▶ Data in this exercise:
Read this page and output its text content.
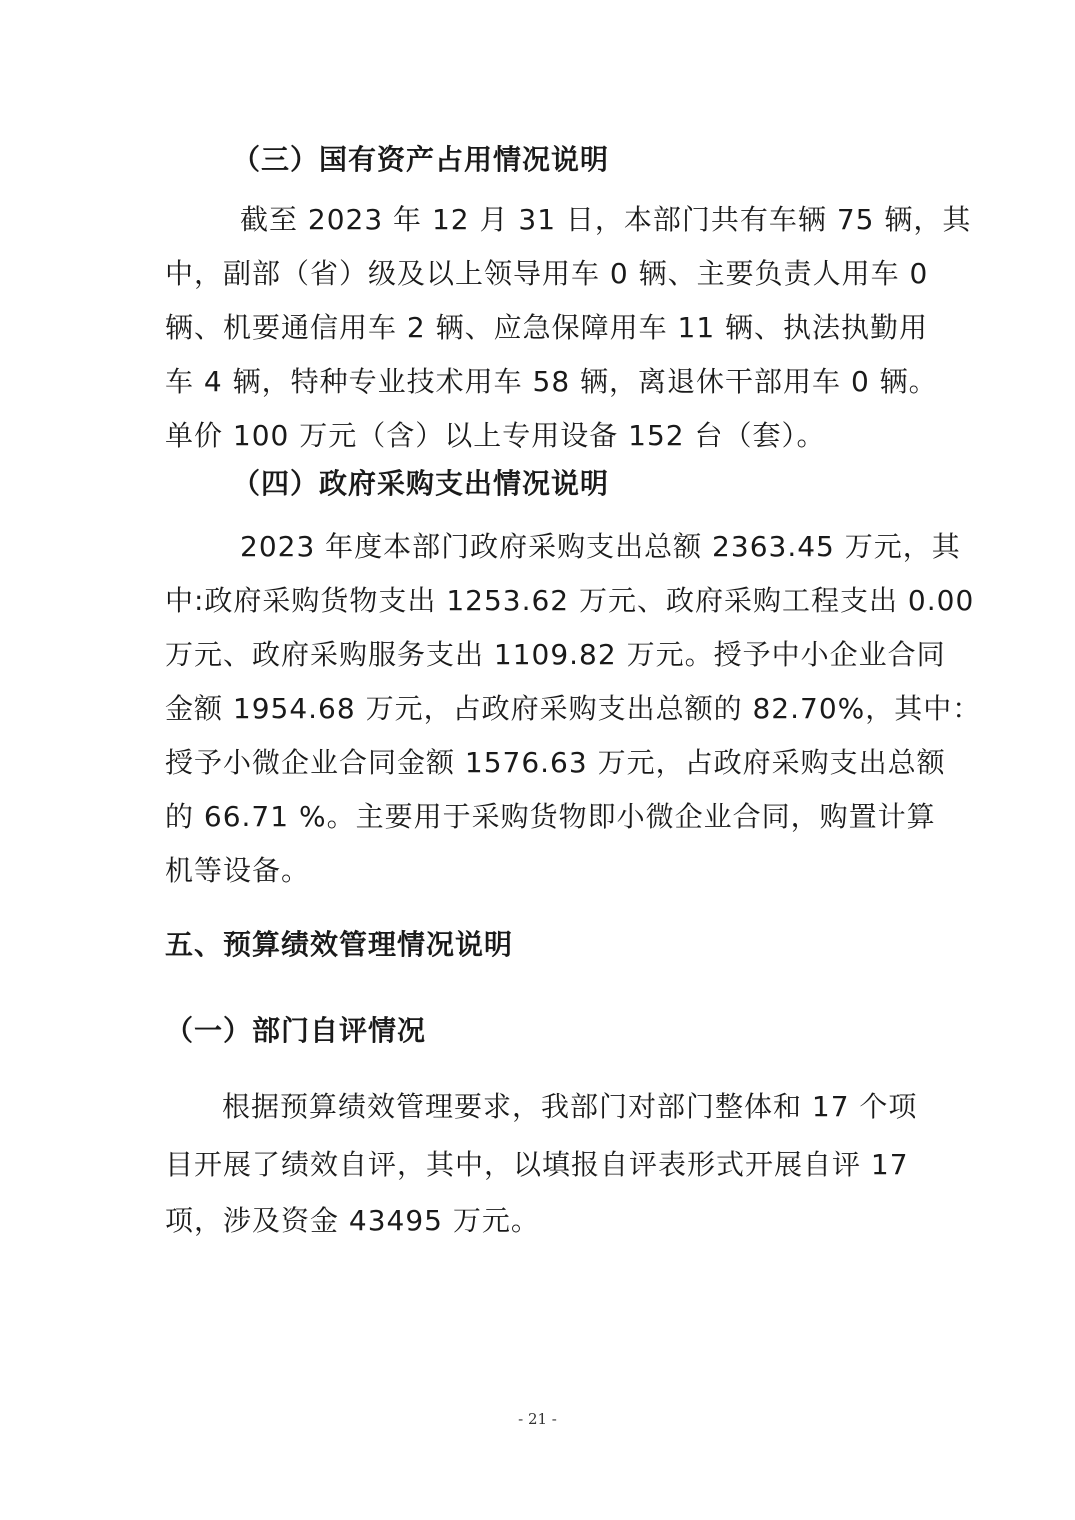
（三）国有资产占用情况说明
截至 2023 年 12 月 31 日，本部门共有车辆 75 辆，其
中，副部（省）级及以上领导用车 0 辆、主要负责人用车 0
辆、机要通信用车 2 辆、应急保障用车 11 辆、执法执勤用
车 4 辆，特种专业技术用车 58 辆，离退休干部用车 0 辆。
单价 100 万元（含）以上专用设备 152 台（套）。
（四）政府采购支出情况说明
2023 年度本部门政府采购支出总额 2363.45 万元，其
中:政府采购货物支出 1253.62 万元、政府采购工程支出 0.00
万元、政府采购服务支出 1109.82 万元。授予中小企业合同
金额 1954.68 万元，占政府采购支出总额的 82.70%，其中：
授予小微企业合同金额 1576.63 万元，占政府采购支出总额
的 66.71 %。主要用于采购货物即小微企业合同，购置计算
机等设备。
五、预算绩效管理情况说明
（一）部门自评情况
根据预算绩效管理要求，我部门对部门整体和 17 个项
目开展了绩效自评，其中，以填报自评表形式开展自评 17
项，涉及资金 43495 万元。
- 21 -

▶ What the task asks: Leave out all images, then reproduce the entries above exactly.

▶ Reply:
Read this page and output its text content.
（三）国有资产占用情况说明
截至 2023 年 12 月 31 日，本部门共有车辆 75 辆，其
中，副部（省）级及以上领导用车 0 辆、主要负责人用车 0
辆、机要通信用车 2 辆、应急保障用车 11 辆、执法执勤用
车 4 辆，特种专业技术用车 58 辆，离退休干部用车 0 辆。
单价 100 万元（含）以上专用设备 152 台（套）。
（四）政府采购支出情况说明
2023 年度本部门政府采购支出总额 2363.45 万元，其
中:政府采购货物支出 1253.62 万元、政府采购工程支出 0.00
万元、政府采购服务支出 1109.82 万元。授予中小企业合同
金额 1954.68 万元，占政府采购支出总额的 82.70%，其中：
授予小微企业合同金额 1576.63 万元，占政府采购支出总额
的 66.71 %。主要用于采购货物即小微企业合同，购置计算
机等设备。
五、预算绩效管理情况说明
（一）部门自评情况
根据预算绩效管理要求，我部门对部门整体和 17 个项
目开展了绩效自评，其中，以填报自评表形式开展自评 17
项，涉及资金 43495 万元。
- 21 -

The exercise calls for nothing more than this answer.